Stored records:
:::::

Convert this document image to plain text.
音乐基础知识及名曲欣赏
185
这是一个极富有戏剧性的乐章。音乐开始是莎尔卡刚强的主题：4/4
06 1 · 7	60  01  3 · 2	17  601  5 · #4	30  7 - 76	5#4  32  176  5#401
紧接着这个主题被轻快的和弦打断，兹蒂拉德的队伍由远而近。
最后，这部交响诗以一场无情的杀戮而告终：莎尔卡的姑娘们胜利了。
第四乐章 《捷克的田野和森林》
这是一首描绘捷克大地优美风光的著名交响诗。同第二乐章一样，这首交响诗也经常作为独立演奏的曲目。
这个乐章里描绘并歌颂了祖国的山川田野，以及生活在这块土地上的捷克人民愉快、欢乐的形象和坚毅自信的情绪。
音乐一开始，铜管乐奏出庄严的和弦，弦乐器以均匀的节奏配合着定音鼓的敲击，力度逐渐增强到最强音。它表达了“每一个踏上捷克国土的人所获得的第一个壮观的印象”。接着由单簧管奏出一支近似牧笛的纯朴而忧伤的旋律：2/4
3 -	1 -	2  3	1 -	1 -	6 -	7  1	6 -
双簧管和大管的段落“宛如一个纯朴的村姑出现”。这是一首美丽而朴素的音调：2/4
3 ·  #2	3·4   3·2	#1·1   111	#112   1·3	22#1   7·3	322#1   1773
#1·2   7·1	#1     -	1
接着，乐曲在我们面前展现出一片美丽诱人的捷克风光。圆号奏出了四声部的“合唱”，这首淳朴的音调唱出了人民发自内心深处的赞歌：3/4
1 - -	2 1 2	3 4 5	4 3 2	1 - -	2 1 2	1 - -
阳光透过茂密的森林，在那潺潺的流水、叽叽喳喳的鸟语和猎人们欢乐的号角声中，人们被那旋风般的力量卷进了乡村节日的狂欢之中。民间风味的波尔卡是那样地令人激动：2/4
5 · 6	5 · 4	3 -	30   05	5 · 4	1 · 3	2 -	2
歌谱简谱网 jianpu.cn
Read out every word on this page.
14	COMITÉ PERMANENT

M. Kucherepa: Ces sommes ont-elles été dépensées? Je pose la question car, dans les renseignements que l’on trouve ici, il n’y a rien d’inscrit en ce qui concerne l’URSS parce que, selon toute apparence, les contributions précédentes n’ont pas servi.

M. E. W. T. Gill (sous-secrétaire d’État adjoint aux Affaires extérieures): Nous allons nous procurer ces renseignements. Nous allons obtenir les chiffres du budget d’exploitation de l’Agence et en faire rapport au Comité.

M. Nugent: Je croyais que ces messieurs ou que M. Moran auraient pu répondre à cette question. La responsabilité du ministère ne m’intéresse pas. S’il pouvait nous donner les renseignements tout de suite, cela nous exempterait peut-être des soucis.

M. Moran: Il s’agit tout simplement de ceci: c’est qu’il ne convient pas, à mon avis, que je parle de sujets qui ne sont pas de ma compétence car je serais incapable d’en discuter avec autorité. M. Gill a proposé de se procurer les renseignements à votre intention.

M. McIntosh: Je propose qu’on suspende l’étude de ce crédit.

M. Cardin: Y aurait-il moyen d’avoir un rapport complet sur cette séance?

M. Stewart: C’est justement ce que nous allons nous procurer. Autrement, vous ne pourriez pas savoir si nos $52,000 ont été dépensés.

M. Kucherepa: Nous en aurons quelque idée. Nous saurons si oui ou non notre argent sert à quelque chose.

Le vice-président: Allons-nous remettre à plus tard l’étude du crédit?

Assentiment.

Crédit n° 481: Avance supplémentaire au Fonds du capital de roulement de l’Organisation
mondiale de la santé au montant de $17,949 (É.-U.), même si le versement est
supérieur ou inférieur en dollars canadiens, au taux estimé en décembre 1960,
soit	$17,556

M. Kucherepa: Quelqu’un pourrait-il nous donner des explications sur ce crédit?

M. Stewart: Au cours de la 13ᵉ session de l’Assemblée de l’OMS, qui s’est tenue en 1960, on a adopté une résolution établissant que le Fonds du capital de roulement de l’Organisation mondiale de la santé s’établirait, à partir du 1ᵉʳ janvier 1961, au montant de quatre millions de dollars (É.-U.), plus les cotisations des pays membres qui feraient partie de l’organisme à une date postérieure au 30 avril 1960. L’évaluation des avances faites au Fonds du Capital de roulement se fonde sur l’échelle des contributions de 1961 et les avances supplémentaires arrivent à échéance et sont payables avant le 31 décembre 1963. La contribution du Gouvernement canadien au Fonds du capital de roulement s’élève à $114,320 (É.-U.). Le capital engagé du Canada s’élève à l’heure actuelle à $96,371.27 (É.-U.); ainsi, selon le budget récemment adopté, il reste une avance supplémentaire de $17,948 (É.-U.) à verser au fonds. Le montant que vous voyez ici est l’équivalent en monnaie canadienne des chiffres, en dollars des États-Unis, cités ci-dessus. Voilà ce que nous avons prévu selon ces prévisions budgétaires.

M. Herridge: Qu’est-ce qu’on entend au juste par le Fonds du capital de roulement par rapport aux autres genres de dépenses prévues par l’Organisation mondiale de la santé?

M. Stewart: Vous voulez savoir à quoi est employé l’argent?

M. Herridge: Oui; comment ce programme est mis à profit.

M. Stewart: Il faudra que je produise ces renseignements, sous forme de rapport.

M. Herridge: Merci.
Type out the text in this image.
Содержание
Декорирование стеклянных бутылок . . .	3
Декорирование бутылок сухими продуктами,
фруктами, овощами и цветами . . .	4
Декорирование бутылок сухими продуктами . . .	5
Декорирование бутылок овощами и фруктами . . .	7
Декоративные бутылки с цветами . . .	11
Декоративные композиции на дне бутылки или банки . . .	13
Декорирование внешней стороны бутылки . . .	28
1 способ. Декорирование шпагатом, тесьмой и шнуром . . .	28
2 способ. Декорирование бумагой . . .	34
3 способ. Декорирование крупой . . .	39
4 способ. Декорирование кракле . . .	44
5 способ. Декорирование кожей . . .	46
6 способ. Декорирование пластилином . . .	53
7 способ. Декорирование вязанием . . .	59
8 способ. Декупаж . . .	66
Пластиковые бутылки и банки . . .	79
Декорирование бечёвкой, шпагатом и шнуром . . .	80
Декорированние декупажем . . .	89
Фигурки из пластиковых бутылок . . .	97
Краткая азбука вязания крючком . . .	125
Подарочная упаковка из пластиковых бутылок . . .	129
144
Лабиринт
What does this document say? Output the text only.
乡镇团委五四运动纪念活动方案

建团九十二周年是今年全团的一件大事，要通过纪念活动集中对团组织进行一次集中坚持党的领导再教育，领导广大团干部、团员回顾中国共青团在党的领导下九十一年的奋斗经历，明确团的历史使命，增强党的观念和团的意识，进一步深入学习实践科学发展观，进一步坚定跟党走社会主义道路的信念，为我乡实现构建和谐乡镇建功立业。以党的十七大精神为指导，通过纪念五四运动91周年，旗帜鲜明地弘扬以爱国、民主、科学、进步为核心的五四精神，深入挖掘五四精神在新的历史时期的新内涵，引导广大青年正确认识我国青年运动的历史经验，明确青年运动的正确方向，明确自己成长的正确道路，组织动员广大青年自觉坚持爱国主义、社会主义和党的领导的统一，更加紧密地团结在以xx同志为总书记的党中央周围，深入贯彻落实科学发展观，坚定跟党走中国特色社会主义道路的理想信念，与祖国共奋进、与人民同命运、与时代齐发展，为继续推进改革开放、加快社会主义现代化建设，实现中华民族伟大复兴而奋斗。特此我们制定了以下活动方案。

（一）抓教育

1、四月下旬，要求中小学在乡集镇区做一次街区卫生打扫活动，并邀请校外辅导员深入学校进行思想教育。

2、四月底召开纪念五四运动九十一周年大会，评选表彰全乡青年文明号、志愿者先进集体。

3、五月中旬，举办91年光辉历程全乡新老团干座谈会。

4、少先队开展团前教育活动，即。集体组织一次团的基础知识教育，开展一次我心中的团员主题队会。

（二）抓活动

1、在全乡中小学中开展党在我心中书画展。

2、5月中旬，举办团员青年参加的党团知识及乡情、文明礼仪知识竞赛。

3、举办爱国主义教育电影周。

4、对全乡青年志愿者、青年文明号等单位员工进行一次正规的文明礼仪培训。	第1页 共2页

:::::

- _Goal of the exercise_:
Exactly and only the lines from the one containing "What does this" through the end of the material are to be reproduced, both ends included.

- _Solution to this exercise_:
What does this document say? Output the text only.
乡镇团委五四运动纪念活动方案

建团九十二周年是今年全团的一件大事，要通过纪念活动集中对团组织进行一次集中坚持党的领导再教育，领导广大团干部、团员回顾中国共青团在党的领导下九十一年的奋斗经历，明确团的历史使命，增强党的观念和团的意识，进一步深入学习实践科学发展观，进一步坚定跟党走社会主义道路的信念，为我乡实现构建和谐乡镇建功立业。以党的十七大精神为指导，通过纪念五四运动91周年，旗帜鲜明地弘扬以爱国、民主、科学、进步为核心的五四精神，深入挖掘五四精神在新的历史时期的新内涵，引导广大青年正确认识我国青年运动的历史经验，明确青年运动的正确方向，明确自己成长的正确道路，组织动员广大青年自觉坚持爱国主义、社会主义和党的领导的统一，更加紧密地团结在以xx同志为总书记的党中央周围，深入贯彻落实科学发展观，坚定跟党走中国特色社会主义道路的理想信念，与祖国共奋进、与人民同命运、与时代齐发展，为继续推进改革开放、加快社会主义现代化建设，实现中华民族伟大复兴而奋斗。特此我们制定了以下活动方案。

（一）抓教育

1、四月下旬，要求中小学在乡集镇区做一次街区卫生打扫活动，并邀请校外辅导员深入学校进行思想教育。

2、四月底召开纪念五四运动九十一周年大会，评选表彰全乡青年文明号、志愿者先进集体。

3、五月中旬，举办91年光辉历程全乡新老团干座谈会。

4、少先队开展团前教育活动，即。集体组织一次团的基础知识教育，开展一次我心中的团员主题队会。

（二）抓活动

1、在全乡中小学中开展党在我心中书画展。

2、5月中旬，举办团员青年参加的党团知识及乡情、文明礼仪知识竞赛。

3、举办爱国主义教育电影周。

4、对全乡青年志愿者、青年文明号等单位员工进行一次正规的文明礼仪培训。	第1页 共2页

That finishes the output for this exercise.